╭─ Supplied records

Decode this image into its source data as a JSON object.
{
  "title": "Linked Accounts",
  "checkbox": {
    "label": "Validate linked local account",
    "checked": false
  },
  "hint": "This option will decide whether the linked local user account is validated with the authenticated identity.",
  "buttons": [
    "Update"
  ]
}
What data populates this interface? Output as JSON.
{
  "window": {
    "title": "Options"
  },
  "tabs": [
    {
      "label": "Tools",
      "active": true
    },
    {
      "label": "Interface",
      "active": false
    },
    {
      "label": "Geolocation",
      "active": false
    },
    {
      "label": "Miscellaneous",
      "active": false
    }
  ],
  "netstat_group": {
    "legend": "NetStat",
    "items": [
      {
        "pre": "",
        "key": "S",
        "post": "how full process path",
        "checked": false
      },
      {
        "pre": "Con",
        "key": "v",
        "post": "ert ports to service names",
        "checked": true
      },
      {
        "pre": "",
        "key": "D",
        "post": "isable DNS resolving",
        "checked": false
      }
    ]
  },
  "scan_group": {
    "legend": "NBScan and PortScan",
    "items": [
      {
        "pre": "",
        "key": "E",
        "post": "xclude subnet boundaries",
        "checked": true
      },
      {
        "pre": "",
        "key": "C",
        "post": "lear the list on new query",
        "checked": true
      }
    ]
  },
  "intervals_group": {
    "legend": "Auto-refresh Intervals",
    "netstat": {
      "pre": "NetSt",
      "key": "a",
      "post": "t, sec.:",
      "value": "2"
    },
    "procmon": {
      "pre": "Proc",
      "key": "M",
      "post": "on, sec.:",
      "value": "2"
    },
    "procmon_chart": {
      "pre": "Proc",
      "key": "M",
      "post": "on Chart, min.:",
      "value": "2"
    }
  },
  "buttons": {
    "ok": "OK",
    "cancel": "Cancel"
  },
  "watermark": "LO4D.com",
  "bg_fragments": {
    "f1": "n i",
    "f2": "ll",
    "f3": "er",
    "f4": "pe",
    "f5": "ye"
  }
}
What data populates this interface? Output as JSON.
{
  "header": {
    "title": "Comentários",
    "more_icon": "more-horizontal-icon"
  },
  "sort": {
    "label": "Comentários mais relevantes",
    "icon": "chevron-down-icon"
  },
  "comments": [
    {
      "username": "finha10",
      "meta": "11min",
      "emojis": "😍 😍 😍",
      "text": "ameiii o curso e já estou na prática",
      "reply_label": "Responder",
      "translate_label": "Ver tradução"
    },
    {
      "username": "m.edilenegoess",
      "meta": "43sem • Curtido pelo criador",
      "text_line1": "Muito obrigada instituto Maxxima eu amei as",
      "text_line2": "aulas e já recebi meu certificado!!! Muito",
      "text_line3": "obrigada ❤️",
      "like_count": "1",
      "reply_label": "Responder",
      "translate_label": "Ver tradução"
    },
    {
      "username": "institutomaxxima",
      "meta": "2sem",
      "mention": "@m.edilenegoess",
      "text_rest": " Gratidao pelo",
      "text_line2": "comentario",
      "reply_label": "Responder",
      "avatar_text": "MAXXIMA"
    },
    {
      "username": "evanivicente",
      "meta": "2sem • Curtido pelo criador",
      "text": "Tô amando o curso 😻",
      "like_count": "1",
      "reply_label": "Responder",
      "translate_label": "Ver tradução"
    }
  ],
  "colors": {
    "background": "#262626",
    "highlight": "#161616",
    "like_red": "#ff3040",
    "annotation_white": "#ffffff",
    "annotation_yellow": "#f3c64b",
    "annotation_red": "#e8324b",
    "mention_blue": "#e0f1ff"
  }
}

╰─

### Stated goal
Of the lines in the entries above, how many include "Curtido"? Only the number should be given.

### Response below
2